──────── Data for the task

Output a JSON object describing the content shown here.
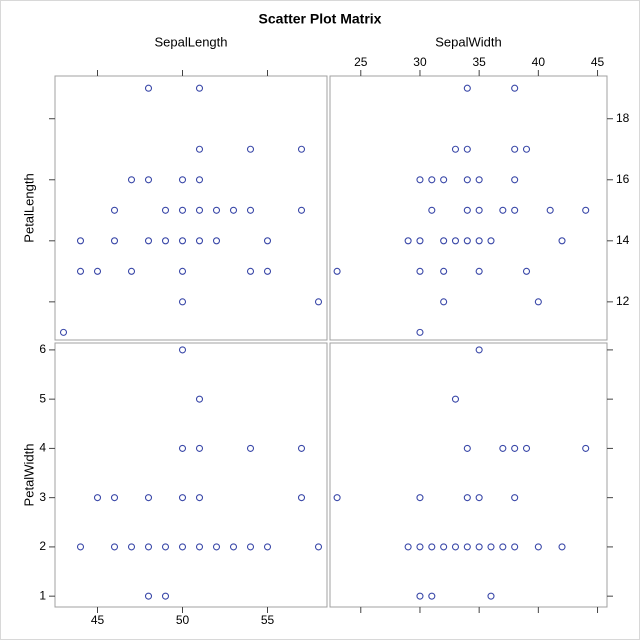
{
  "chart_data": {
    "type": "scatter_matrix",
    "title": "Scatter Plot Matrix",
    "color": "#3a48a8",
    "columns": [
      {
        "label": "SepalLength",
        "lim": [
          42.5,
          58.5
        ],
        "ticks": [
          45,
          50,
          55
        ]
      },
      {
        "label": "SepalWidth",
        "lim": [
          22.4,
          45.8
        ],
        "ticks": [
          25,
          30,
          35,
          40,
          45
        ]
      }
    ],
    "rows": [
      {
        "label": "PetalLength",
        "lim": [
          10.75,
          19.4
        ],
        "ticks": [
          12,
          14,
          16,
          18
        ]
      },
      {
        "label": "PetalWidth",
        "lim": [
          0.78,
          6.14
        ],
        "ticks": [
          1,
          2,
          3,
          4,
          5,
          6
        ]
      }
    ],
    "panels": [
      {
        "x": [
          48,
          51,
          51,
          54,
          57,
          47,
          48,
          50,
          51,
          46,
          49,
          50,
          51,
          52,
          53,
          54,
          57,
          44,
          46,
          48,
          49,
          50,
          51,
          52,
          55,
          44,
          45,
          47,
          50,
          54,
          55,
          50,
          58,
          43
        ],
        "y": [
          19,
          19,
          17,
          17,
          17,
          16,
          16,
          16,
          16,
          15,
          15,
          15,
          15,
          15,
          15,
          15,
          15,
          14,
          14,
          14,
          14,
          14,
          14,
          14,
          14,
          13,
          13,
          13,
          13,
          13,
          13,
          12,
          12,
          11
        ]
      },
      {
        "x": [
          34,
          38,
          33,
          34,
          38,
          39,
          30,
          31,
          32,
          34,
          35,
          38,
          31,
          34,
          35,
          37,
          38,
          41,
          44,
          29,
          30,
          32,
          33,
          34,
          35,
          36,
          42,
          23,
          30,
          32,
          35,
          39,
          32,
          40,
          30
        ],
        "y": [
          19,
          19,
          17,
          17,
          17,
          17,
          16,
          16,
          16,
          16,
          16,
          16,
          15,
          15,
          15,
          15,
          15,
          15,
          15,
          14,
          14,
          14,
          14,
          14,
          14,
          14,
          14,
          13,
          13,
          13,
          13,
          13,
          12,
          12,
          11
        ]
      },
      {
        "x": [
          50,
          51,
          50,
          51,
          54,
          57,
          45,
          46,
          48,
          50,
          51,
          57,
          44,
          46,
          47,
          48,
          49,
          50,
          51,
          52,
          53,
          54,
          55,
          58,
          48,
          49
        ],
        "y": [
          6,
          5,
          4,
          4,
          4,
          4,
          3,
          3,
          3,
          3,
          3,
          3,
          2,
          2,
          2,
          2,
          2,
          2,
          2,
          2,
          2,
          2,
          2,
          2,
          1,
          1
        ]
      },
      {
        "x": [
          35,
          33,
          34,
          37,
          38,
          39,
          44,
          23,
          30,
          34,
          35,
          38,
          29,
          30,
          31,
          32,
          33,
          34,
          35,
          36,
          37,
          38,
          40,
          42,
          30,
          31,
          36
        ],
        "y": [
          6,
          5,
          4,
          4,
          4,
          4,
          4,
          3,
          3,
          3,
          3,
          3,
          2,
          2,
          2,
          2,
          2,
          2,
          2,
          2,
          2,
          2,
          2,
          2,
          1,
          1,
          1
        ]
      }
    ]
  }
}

────────────────
──────── Data for the task

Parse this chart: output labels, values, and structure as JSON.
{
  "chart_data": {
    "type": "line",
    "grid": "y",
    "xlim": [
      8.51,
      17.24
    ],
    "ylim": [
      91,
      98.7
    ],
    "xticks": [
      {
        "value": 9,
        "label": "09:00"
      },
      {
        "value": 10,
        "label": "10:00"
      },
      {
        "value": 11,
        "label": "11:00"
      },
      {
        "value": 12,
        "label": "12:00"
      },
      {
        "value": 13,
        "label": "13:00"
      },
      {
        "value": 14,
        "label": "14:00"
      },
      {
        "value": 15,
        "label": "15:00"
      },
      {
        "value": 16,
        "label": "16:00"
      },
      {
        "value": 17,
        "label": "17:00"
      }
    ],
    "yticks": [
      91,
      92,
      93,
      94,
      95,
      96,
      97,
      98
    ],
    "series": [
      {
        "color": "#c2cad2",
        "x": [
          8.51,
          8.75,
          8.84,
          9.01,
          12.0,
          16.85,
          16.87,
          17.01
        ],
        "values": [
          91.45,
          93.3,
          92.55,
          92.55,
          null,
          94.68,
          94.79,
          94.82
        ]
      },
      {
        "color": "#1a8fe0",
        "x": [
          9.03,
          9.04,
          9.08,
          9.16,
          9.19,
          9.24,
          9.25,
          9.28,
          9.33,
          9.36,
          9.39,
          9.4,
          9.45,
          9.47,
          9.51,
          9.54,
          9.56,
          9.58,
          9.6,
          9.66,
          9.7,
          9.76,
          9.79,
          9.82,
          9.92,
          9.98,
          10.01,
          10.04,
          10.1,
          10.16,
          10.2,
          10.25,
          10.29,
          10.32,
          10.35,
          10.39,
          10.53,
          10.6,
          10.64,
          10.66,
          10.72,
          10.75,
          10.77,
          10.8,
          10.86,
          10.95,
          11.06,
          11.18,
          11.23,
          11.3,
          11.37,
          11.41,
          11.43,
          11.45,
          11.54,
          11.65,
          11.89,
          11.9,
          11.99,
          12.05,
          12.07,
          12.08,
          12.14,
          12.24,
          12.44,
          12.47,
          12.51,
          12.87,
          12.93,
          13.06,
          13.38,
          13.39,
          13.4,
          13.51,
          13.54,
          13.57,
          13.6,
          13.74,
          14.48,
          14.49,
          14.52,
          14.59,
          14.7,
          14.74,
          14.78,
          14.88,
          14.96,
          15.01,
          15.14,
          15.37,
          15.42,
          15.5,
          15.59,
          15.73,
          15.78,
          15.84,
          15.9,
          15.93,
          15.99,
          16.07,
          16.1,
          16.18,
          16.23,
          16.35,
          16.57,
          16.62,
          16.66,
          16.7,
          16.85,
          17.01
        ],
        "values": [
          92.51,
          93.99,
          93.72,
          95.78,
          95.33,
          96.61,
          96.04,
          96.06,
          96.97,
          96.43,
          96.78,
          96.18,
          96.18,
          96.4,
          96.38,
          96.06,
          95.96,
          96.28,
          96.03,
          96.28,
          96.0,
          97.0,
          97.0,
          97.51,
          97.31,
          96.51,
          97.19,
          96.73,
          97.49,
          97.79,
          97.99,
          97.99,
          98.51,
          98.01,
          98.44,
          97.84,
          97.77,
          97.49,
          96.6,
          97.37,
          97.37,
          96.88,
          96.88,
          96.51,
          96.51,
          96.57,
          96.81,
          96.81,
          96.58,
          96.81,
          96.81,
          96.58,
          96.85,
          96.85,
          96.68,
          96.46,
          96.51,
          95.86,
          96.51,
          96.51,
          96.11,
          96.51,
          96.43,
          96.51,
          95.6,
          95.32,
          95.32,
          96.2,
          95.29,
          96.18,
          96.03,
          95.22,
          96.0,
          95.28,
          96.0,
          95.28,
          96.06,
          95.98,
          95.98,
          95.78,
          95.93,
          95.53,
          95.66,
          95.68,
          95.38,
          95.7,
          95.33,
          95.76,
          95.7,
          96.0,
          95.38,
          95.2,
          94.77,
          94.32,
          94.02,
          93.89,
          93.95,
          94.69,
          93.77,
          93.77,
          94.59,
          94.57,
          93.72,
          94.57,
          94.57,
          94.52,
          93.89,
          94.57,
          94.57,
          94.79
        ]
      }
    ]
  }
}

────────────────

- Your objective -
Scan the material for lines with the word "JSON", and copy each line you find.

- Response for this exercise -
Output a JSON object describing the content shown here.
Parse this chart: output labels, values, and structure as JSON.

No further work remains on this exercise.